* Objective *
In the listing below, locate the lines bearing the word "coordinate". Copy every one of them.
# # # # #
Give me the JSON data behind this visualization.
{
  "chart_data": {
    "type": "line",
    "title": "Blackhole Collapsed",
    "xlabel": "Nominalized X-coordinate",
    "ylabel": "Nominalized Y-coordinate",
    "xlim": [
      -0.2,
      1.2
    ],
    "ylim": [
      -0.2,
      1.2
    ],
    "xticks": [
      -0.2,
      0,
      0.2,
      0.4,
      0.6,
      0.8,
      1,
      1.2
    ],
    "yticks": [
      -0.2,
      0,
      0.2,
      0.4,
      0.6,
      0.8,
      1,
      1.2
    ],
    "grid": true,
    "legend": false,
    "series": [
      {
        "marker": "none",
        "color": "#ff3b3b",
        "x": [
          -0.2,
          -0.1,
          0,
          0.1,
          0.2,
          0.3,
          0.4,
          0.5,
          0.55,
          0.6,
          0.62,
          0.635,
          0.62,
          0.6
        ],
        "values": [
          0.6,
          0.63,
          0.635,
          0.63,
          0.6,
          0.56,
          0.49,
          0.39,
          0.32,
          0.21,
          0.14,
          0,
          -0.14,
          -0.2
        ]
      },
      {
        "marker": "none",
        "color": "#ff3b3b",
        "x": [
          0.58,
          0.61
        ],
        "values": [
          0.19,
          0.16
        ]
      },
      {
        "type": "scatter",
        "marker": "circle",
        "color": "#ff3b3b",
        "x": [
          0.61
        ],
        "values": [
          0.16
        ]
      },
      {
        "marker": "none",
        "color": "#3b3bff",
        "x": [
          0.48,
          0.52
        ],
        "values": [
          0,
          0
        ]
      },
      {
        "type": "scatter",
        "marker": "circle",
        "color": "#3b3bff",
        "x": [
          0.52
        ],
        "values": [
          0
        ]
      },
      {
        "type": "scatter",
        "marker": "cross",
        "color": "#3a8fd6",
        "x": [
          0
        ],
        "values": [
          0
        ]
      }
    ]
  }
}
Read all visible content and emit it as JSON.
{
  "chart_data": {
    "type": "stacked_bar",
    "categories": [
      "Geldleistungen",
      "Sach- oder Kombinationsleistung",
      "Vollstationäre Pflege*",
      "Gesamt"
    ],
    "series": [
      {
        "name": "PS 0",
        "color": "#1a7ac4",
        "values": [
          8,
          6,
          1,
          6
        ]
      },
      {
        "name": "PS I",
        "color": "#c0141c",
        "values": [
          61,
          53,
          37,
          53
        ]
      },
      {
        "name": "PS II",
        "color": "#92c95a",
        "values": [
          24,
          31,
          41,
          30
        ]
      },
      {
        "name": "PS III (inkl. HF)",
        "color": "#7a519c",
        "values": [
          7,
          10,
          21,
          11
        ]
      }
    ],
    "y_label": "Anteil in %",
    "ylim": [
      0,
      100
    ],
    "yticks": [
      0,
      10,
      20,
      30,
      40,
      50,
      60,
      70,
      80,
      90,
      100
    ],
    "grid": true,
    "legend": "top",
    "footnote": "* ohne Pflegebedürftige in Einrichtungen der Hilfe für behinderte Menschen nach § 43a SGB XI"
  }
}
# # # # #
* Correct answer *
    "xlabel": "Nominalized X-coordinate",
    "ylabel": "Nominalized Y-coordinate",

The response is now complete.